**WRITTEN PROBLEM:**
Scan the entries below. List each line with "victory".

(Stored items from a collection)

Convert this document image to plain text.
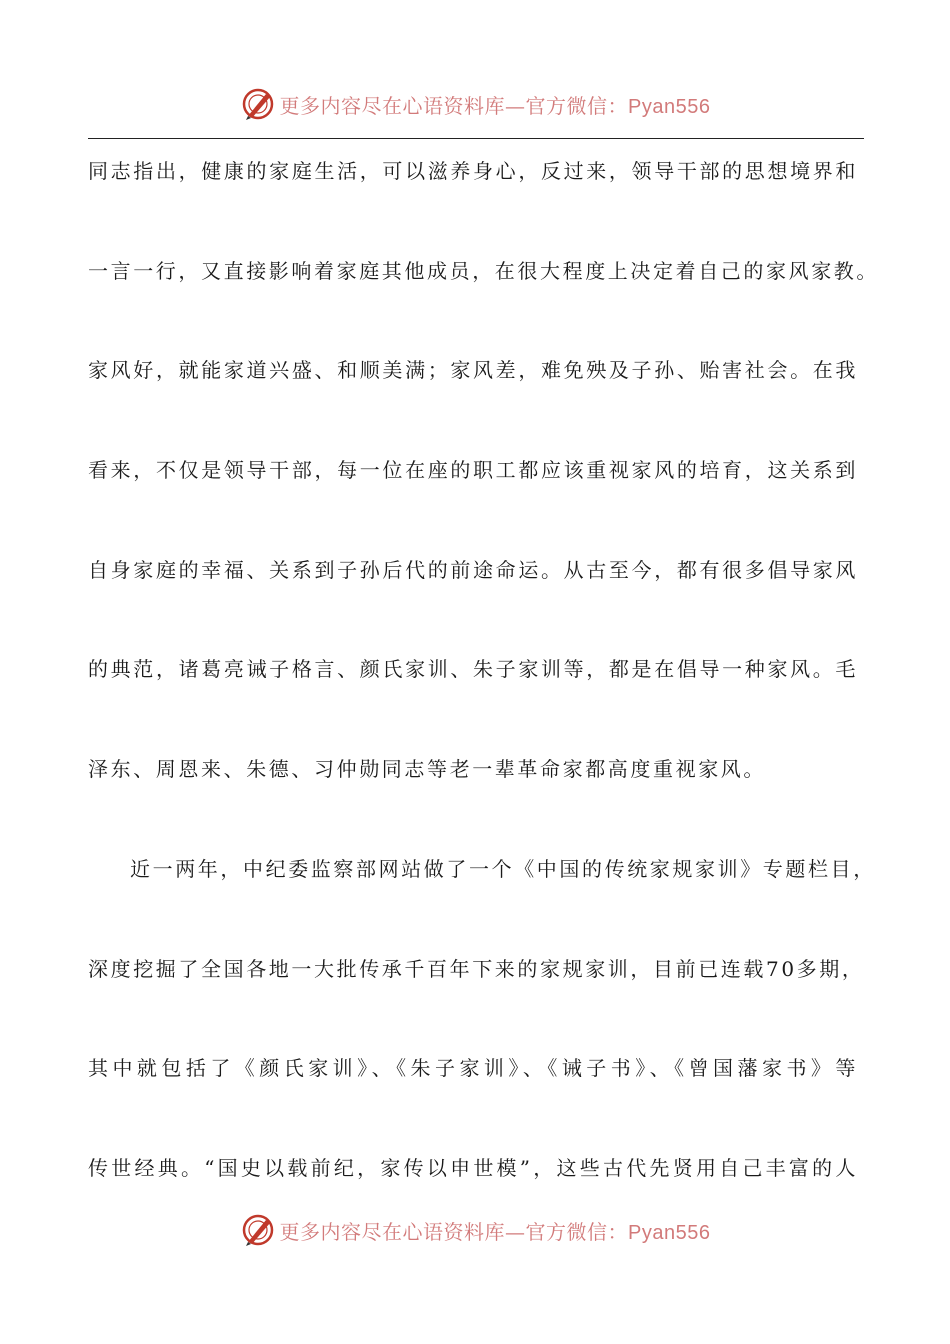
更多内容尽在心语资料库—官方微信：Pyan556
同志指出，健康的家庭生活，可以滋养身心，反过来，领导干部的思想境界和
一言一行，又直接影响着家庭其他成员，在很大程度上决定着自己的家风家教。
家风好，就能家道兴盛、和顺美满；家风差，难免殃及子孙、贻害社会。在我
看来，不仅是领导干部，每一位在座的职工都应该重视家风的培育，这关系到
自身家庭的幸福、关系到子孙后代的前途命运。从古至今，都有很多倡导家风
的典范，诸葛亮诫子格言、颜氏家训、朱子家训等，都是在倡导一种家风。毛
泽东、周恩来、朱德、习仲勋同志等老一辈革命家都高度重视家风。
近一两年，中纪委监察部网站做了一个《中国的传统家规家训》专题栏目，
深度挖掘了全国各地一大批传承千百年下来的家规家训，目前已连载70多期，
其中就包括了《颜氏家训》、《朱子家训》、《诫子书》、《曾国藩家书》等
传世经典。“国史以载前纪，家传以申世模”，这些古代先贤用自己丰富的人
更多内容尽在心语资料库—官方微信：Pyan556
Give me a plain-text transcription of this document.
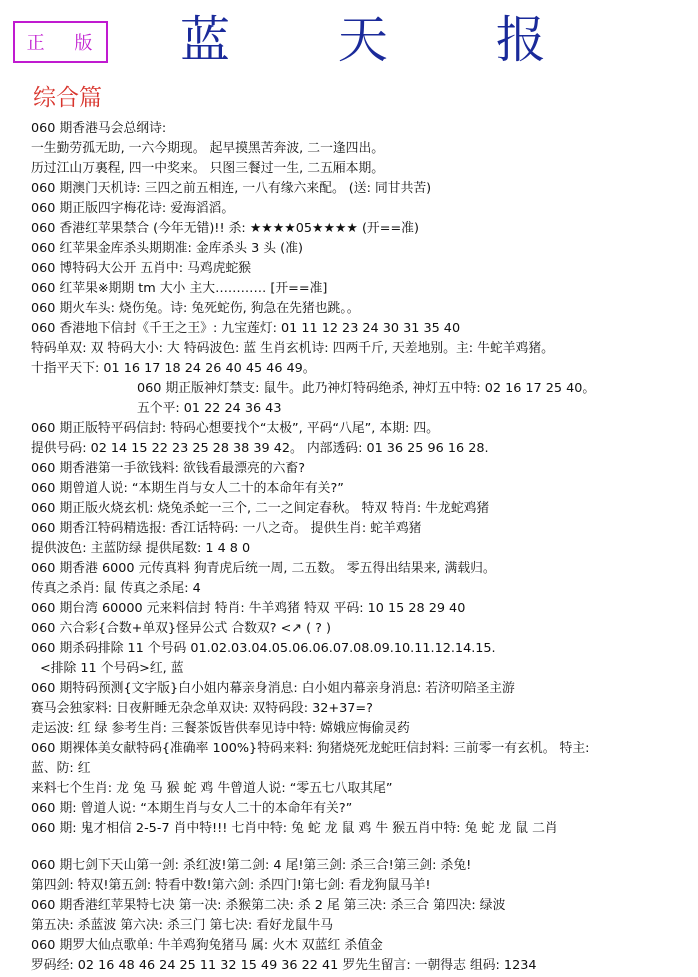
正 版 蓝 天 报
综合篇
060 期香港马会总纲诗:
一生勤劳孤无助, 一六今期现。 起早摸黑苦奔波, 二一逢四出。
历过江山万裏程, 四一中奖来。 只图三餐过一生, 二五厢本期。
060 期澳门天机诗: 三四之前五相连, 一八有缘六来配。 (送: 同甘共苦)
060 期正版四字梅花诗: 爱海滔滔。
060 香港红苹果禁合 (今年无错)!! 杀: ★★★★05★★★★ (开==准)
060 红苹果金库杀头期期准: 金库杀头 3 头 (准)
060 博特码大公开 五肖中: 马鸡虎蛇猴
060 红苹果※期期 tm 大小 主大………… [开==准]
060 期火车头: 烧伤兔。诗: 兔死蛇伤, 狗急在先猪也跳。。
060 香港地下信封《千王之王》: 九宝莲灯: 01 11 12 23 24 30 31 35 40
特码单双: 双 特码大小: 大 特码波色: 蓝 生肖玄机诗: 四两千斤, 天差地别。主: 牛蛇羊鸡猪。
十指平天下: 01 16 17 18 24 26 40 45 46 49。
060 期正版神灯禁支: 鼠牛。此乃神灯特码绝杀, 神灯五中特: 02 16 17 25 40。
五个平: 01 22 24 36 43
060 期正版特平码信封: 特码心想要找个“太极”, 平码“八尾”, 本期: 四。
提供号码: 02 14 15 22 23 25 28 38 39 42。 内部透码: 01 36 25 96 16 28.
060 期香港第一手欲钱料: 欲钱看最漂亮的六畜?
060 期曾道人说: “本期生肖与女人二十的本命年有关?”
060 期正版火烧玄机: 烧兔杀蛇一三个, 二一之间定春秋。 特双 特肖: 牛龙蛇鸡猪
060 期香江特码精选报: 香江话特码: 一八之奇。 提供生肖: 蛇羊鸡猪
提供波色: 主蓝防绿 提供尾数: 1 4 8 0
060 期香港 6000 元传真料 狗青虎后统一周, 二五数。 零五得出结果来, 满载归。
传真之杀肖: 鼠 传真之杀尾: 4
060 期台湾 60000 元来料信封 特肖: 牛羊鸡猪 特双 平码: 10 15 28 29 40
060 六合彩{合数+单双}怪异公式 合数双? <↗ ( ? )
060 期杀码排除 11 个号码 01.02.03.04.05.06.06.07.08.09.10.11.12.14.15.
<排除 11 个号码>红, 蓝
060 期特码预测{文字版}白小姐内幕亲身消息: 白小姐内幕亲身消息: 若济叨陪圣主游
赛马会独家料: 日夜鼾睡无杂念单双诀: 双特码段: 32+37=?
走运波: 红 绿 参考生肖: 三餐茶饭皆供奉见诗中特: 嫦娥应悔偷灵药
060 期裸体美女献特码{准确率 100%}特码来料: 狗猪烧死龙蛇旺信封料: 三前零一有玄机。 特主:
蓝、防: 红
来料七个生肖: 龙 兔 马 猴 蛇 鸡 牛曾道人说: “零五七八取其尾”
060 期: 曾道人说: “本期生肖与女人二十的本命年有关?”
060 期: 鬼才相信 2-5-7 肖中特!!! 七肖中特: 兔 蛇 龙 鼠 鸡 牛 猴五肖中特: 兔 蛇 龙 鼠 二肖
060 期七剑下天山第一剑: 杀红波!第二剑: 4 尾!第三剑: 杀三合!第三剑: 杀兔!
第四剑: 特双!第五剑: 特看中数!第六剑: 杀四门!第七剑: 看龙狗鼠马羊!
060 期香港红苹果特七决 第一决: 杀猴第二决: 杀 2 尾 第三决: 杀三合 第四决: 绿波
第五决: 杀蓝波 第六决: 杀三门 第七决: 看好龙鼠牛马
060 期罗大仙点歌单: 牛羊鸡狗兔猪马 属: 火木 双蓝红 杀值金
罗码经: 02 16 48 46 24 25 11 32 15 49 36 22 41 罗先生留言: 一朝得志 组码: 1234
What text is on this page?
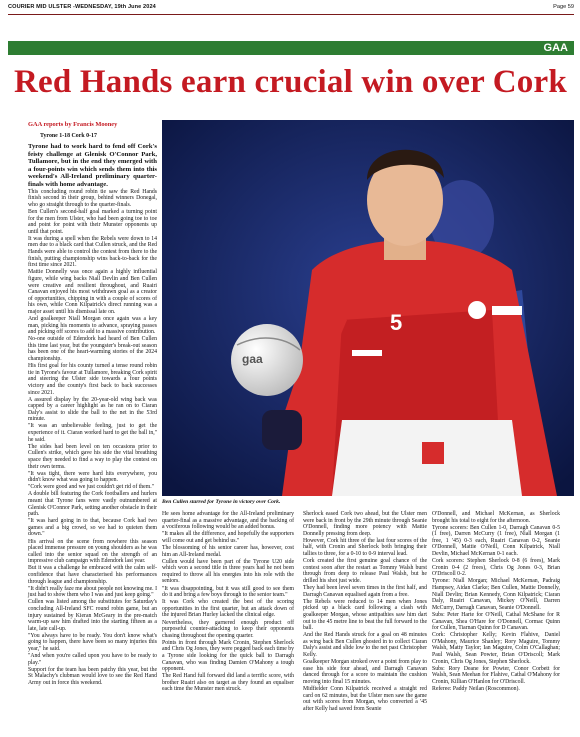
COURIER MID ULSTER -WEDNESDAY, 19th June 2024	Page 59
GAA
Red Hands earn crucial win over Cork
GAA reports by Francis Mooney
Tyrone 1-18 Cork 0-17

Tyrone had to work hard to fend off Cork's feisty challenge at Glenisk O'Connor Park, Tullamore, but in the end they emerged with a four-points win which sends them into this weekend's All-Ireland preliminary quarter-finals with home advantage.

This concluding round robin tie saw the Red Hands finish second in their group, behind winners Donegal, who go straight through to the quarter-finals.

Ben Cullen's second-half goal marked a turning point for the men from Ulster, who had been going toe to toe and point for point with their Munster opponents up until that point.

It was during a spell when the Rebels were down to 14 men due to a black card that Cullen struck, and the Red Hands were able to control the contest from there to the finish, putting championship wins back-to-back for the first time since 2021.

Mattie Donnelly was once again a highly influential figure, while wing backs Niall Devlin and Ben Cullen were creative and resilient throughout, and Ruairi Canavan enjoyed his most withdrawn goal as a creator of opportunities, chipping in with a couple of scores of his own, while Conn Kilpatrick's direct running was a major asset until his dismissal late on.

And goalkeeper Niall Morgan once again was a key man, picking his moments to advance, spraying passes and picking off scores to add to a massive contribution.

No-one outside of Edendork had heard of Ben Cullen this time last year, but the youngster's break-out season has been one of the heart-warming stories of the 2024 championship.

His first goal for his county turned a tense round robin tie in Tyrone's favour at Tullamore, breaking Cork spirit and steering the Ulster side towards a four points victory and the county's first back to back successes since 2021.

A assured display by the 20-year-old wing back was capped by a career highlight as he ran on to Ciaran Daly's assist to slide the ball to the net in the 53rd minute.

"It was an unbelievable feeling, just to get the experience of it. Ciaran worked hard to get the ball in," he said.

The sides had been level on ten occasions prior to Cullen's strike, which gave his side the vital breathing space they needed to find a way to play the contest on their own terms.

"It was tight, there were hard hits everywhere, you didn't know what was going to happen.

"Cork were good and we just couldn't get rid of them."

A double bill featuring the Cork footballers and hurlers meant that Tyrone fans were vastly outnumbered at Glenisk O'Connor Park, setting another obstacle in their path.

"It was hard going in to that, because Cork had two games and a big crowd, so we had to quieten them down."

His arrival on the scene from nowhere this season placed immense pressure on young shoulders as he was called into the senior squad on the strength of an impressive club campaign with Edendork last year.

But it was a challenge he embraced with the calm self-confidence that have characterised his performances through league and championship.

"It didn't really faze me about people not knowing me. I just had to show them who I was and just keep going."

Cullen was listed among the substitutes for Saturday's concluding All-Ireland SFC round robin game, but an injury sustained by Kieran McGeary in the pre-match warm-up saw him drafted into the starting fifteen as a late, late call-up.

"You always have to be ready. You don't know what's going to happen, there have been so many injuries this year," he said.

"And when you're called upon you have to be ready to play."

Support for the team has been patchy this year, but the St Malachy's clubman would love to see the Red Hand Army out in force this weekend.

5
gaa
Ben Cullen starred for Tyrone in victory over Cork.

He sees home advantage for the All-Ireland preliminary quarter-final as a massive advantage, and the backing of a vociferous following would be an added bonus.

"It makes all the difference, and hopefully the supporters will come out and get behind us."

The blossoming of his senior career has, however, cost him an All-Ireland medal.

Cullen would have been part of the Tyrone U20 side which won a second title in three years had he not been required to throw all his energies into his role with the seniors.

"It was disappointing, but it was still good to see them do it and bring a few boys through to the senior team."

It was Cork who created the best of the scoring opportunities in the first quarter, but an attack down of the injured Brian Hurley lacked the clinical edge.

Nevertheless, they garnered enough product off purposeful counter-attacking to keep their opponents chasing throughout the opening quarter.

Points in front through Mark Cronin, Stephen Sherlock and Chris Og Jones, they were pegged back each time by a Tyrone side looking for the quick ball to Darragh Canavan, who was finding Damien O'Mahony a tough opponent.

The Red Hand full forward did land a terrific score, with brother Ruairi also on target as they found an equaliser each time the Munster men struck.

Sherlock eased Cork two ahead, but the Ulster men were back in front by the 29th minute through Seanie O'Donnell, finding more potency with Mattie Donnelly pressing from deep.

However, Cork hit three of the last four scores of the half, with Cronin and Sherlock both bringing their tallies to three, for a 0-10 to 0-9 interval lead.

Cork created the first genuine goal chance of the contest soon after the restart as Tommy Walsh burst through from deep to release Paul Walsh, but he drilled his shot just wide.

They had been level seven times in the first half, and Darragh Canavan equalised again from a free.

The Rebels were reduced to 14 men when Jones picked up a black card following a clash with goalkeeper Morgan, whose antipathies saw him dart out to the 45 metre line to beat the full forward to the ball.

And the Red Hands struck for a goal on 48 minutes as wing back Ben Cullen ghosted in to collect Ciaran Daly's assist and slide low to the net past Christopher Kelly.

Goalkeeper Morgan stroked over a point from play to ease his side four ahead, and Darragh Canavan danced through for a score to maintain the cushion moving into final 15 minutes.

Midfielder Conn Kilpatrick received a straight red card on 62 minutes, but the Ulster men saw the game out with scores from Morgan, who converted a '45 after Kelly had saved from Seanie

O'Donnell, and Michael McKernan, as Sherlock brought his total to eight for the afternoon.

Tyrone scorers: Ben Cullen 1-0, Darragh Canavan 0-5 (1 free), Darren McCurry (1 free), Niall Morgan (1 free, 1 '45) 0-3 each, Ruairi Canavan 0-2, Seanie O'Donnell, Mattie O'Neill, Conn Kilpatrick, Niall Devlin, Michael McKernan 0-1 each.

Cork scorers: Stephen Sherlock 0-8 (6 frees), Mark Cronin 0-4 (2 frees), Chris Og Jones 0-3, Brian O'Driscoll 0-2.

Tyrone: Niall Morgan; Michael McKernan, Padraig Hampsey, Aidan Clarke; Ben Cullen, Mattie Donnelly, Niall Devlin; Brian Kennedy, Conn Kilpatrick; Ciaran Daly, Ruairi Canavan, Mickey O'Neill, Darren McCurry, Darragh Canavan, Seanie O'Donnell.

Subs: Peter Harte for O'Neill, Cathal McShane for R Canavan, Shea O'Hare for O'Donnell, Cormac Quinn for Cullen, Tiarnan Quinn for D Canavan.

Cork: Christopher Kelly; Kevin Flahive, Daniel O'Mahony, Maurice Shanley; Rory Maguire, Tommy Walsh, Matty Taylor; Ian Maguire, Colm O'Callaghan; Paul Walsh, Sean Powter, Brian O'Driscoll; Mark Cronin, Chris Og Jones, Stephen Sherlock.

Subs: Rory Deane for Powter, Conor Corbett for Walsh, Sean Meehan for Flahive, Cathal O'Mahony for Cronin, Killian O'Hanlon for O'Driscoll.

Referee: Paddy Neilan (Roscommon).
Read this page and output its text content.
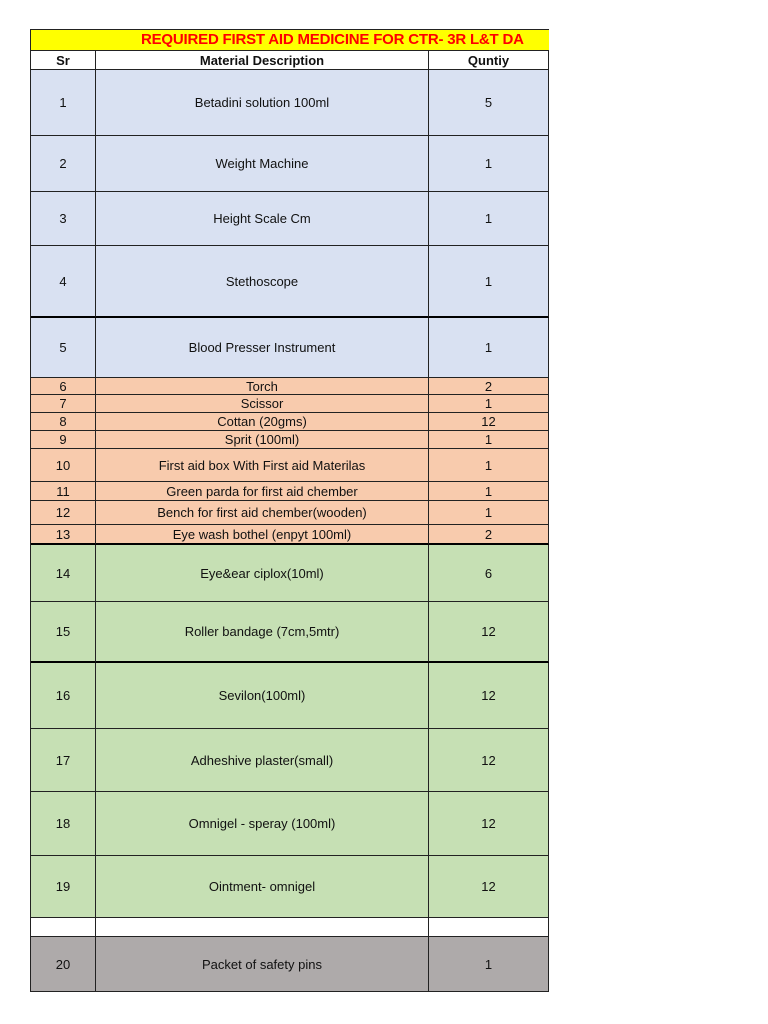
REQUIRED FIRST AID MEDICINE FOR CTR- 3R L&T DA
Sr	Material Description	Quntiy
1	Betadini solution 100ml	5
2	Weight Machine	1
3	Height Scale Cm	1
4	Stethoscope	1
5	Blood Presser Instrument	1
6	Torch	2
7	Scissor	1
8	Cottan (20gms)	12
9	Sprit (100ml)	1
10	First aid box With First aid Materilas	1
11	Green parda for first aid chember	1
12	Bench for first aid chember(wooden)	1
13	Eye wash bothel (enpyt 100ml)	2
14	Eye&ear ciplox(10ml)	6
15	Roller bandage (7cm,5mtr)	12
16	Sevilon(100ml)	12
17	Adheshive plaster(small)	12
18	Omnigel - speray (100ml)	12
19	Ointment- omnigel	12
20	Packet of safety pins	1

**TASK OUTPUT:**
His first goal for his county turned a tense round robin tie in Tyrone's favour at Tullamore, breaking Cork spirit and steering the Ulster side towards a four points victory and the county's first back to back successes since 2021.
Ben Cullen starred for Tyrone in victory over Cork.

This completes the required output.